The request >>
Search the material for the string "label", then report how many lines hold it, with no other text.
========================================
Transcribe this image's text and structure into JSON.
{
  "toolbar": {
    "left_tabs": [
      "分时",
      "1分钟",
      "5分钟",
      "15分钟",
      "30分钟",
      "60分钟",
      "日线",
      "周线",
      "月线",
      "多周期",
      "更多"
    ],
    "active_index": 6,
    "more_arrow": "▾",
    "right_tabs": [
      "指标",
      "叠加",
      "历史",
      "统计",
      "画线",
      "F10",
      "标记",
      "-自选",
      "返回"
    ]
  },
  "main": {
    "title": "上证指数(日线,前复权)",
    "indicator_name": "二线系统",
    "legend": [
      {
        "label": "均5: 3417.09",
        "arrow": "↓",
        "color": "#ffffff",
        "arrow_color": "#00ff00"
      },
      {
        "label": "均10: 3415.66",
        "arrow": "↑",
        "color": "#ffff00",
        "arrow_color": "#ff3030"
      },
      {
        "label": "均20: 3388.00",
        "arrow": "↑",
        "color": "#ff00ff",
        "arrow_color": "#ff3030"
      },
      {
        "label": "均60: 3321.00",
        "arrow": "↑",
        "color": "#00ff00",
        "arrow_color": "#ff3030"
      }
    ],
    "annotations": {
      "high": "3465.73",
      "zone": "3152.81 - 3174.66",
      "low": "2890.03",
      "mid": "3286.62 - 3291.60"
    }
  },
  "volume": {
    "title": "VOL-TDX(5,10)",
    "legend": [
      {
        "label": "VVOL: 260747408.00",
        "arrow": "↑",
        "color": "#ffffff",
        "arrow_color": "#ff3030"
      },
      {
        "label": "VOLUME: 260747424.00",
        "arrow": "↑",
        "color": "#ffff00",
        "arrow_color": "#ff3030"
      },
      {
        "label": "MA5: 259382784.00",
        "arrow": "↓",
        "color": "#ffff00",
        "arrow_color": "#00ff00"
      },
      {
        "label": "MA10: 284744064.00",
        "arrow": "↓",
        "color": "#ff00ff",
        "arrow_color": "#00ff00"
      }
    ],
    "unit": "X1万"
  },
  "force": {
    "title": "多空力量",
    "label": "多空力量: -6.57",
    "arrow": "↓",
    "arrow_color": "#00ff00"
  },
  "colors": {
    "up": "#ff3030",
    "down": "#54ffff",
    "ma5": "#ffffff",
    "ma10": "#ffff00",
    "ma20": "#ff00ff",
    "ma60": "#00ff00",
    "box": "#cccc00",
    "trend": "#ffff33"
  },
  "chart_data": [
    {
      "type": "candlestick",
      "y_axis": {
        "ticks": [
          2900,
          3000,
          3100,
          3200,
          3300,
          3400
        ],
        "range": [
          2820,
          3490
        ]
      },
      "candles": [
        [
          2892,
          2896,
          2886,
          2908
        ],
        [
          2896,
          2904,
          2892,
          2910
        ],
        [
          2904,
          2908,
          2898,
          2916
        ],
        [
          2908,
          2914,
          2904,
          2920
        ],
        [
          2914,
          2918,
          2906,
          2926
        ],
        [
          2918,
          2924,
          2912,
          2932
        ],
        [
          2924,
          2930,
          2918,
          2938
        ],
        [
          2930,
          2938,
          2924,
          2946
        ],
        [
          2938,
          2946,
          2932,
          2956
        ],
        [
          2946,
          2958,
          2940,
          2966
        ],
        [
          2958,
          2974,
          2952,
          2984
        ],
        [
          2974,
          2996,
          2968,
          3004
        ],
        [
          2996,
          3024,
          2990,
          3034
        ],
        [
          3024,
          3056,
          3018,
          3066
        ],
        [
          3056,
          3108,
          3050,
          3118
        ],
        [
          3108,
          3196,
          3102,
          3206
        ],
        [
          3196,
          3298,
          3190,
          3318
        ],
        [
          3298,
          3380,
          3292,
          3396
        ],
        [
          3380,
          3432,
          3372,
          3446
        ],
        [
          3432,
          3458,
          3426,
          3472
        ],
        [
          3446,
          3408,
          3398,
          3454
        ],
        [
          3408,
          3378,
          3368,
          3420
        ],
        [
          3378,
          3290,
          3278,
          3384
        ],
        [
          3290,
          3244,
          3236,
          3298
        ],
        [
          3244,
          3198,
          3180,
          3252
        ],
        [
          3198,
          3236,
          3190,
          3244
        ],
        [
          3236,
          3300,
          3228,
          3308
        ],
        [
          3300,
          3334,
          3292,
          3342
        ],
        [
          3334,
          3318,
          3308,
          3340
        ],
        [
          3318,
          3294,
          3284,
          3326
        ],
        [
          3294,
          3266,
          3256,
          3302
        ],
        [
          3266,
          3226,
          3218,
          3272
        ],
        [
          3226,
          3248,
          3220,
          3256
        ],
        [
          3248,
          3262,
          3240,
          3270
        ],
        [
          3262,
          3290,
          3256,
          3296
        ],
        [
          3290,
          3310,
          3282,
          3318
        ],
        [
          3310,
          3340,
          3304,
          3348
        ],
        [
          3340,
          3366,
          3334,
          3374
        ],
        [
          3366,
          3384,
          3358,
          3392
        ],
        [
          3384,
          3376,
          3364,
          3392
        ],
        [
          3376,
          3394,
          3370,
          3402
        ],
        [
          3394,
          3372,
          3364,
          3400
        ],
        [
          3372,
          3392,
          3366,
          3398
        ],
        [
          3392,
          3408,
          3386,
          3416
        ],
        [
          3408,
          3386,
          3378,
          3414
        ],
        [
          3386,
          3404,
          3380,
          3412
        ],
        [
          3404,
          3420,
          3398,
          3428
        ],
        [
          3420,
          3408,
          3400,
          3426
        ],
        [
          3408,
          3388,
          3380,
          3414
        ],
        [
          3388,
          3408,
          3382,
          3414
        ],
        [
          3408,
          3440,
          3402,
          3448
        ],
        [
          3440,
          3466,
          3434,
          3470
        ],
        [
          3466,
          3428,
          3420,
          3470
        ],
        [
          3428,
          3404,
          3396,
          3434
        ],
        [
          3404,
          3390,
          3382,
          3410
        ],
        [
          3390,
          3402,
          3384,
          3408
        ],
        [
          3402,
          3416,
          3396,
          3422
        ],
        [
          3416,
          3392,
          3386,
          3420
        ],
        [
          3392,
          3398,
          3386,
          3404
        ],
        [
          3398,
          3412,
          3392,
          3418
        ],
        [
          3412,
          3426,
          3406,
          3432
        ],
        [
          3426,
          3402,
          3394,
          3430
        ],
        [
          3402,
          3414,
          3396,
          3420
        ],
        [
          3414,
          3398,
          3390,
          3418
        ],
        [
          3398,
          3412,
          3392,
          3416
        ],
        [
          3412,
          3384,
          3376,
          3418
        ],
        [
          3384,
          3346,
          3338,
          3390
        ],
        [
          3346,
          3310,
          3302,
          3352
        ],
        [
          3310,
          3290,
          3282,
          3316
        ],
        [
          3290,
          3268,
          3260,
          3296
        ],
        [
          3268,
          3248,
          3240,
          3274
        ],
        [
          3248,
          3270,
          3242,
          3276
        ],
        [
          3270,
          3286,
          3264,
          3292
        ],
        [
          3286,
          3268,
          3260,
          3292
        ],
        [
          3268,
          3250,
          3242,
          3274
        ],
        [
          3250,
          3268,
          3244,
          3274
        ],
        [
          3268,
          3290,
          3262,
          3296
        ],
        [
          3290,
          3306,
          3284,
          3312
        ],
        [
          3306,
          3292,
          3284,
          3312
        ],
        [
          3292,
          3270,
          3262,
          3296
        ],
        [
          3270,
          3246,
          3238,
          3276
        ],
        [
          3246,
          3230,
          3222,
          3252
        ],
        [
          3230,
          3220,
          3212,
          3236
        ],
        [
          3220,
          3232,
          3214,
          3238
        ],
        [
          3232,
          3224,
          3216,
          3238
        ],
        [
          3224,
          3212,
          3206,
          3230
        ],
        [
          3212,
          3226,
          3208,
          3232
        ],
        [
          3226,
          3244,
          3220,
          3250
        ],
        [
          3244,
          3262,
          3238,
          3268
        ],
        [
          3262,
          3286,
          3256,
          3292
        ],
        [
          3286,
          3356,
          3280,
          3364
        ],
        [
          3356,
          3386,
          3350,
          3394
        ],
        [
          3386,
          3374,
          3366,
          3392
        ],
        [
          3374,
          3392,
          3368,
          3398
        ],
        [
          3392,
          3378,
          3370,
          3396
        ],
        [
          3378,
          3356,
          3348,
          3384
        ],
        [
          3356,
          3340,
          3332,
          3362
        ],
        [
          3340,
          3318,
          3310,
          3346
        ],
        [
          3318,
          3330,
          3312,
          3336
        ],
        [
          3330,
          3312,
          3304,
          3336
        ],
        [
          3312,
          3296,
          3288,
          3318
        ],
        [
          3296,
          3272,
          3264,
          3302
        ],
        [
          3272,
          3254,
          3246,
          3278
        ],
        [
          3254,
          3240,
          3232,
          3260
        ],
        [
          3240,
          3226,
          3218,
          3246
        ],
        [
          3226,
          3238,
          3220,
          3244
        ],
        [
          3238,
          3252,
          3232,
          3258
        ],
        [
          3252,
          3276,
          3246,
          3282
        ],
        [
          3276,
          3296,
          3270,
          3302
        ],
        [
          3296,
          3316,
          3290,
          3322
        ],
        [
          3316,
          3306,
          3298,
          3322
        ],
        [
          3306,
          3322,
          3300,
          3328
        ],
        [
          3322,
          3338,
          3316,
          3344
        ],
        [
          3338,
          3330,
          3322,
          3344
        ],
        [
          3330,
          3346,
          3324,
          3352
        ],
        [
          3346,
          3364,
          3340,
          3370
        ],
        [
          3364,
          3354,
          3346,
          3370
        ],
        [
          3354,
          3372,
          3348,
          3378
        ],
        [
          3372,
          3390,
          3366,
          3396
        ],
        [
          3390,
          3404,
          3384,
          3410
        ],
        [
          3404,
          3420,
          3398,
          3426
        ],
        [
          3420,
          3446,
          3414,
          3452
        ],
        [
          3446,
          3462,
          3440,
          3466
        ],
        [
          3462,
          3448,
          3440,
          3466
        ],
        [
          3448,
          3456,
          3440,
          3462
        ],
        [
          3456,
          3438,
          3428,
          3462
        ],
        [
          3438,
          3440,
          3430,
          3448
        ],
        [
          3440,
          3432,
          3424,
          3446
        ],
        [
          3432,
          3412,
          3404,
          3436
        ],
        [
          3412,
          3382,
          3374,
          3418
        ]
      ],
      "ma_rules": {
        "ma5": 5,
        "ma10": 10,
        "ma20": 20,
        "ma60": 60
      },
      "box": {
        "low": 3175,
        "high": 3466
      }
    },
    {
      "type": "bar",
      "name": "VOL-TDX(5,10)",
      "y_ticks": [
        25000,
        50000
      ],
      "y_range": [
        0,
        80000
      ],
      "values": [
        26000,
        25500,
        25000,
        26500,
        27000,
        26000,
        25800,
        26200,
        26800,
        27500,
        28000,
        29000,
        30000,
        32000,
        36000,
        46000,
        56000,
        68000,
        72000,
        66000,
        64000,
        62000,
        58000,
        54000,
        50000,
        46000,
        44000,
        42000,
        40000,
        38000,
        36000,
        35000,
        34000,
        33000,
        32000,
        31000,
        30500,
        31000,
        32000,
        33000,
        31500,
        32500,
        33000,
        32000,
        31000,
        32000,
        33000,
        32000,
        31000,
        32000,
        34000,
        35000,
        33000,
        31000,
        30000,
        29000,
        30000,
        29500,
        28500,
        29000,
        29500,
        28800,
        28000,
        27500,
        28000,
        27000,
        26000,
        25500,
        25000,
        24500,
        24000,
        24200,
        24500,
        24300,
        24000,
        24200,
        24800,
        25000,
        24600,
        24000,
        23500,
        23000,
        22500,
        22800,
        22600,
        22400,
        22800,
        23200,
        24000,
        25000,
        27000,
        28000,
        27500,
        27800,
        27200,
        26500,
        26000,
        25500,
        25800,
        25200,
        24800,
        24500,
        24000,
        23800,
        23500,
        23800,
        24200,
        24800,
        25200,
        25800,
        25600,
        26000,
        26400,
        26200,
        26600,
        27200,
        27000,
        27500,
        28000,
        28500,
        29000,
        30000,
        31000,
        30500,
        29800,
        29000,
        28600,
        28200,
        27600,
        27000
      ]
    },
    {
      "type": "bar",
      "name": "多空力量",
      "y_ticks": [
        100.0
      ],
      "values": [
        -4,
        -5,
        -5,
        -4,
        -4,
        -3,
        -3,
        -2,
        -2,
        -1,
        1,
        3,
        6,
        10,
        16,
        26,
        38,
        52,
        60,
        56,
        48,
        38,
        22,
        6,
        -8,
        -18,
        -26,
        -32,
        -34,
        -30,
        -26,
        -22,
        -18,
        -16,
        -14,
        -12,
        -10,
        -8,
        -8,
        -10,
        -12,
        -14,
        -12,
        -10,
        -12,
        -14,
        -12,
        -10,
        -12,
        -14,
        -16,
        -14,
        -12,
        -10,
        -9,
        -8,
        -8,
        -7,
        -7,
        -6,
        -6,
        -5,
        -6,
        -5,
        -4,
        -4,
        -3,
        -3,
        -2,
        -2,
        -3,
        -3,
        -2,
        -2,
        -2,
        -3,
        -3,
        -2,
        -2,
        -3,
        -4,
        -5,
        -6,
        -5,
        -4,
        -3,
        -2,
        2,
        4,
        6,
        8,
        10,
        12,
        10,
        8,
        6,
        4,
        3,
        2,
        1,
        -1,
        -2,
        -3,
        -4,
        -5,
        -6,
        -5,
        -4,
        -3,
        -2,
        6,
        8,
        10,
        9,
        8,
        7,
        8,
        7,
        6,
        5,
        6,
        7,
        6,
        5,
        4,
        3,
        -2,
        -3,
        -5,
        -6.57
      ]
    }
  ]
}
========================================
Response to the task >>
9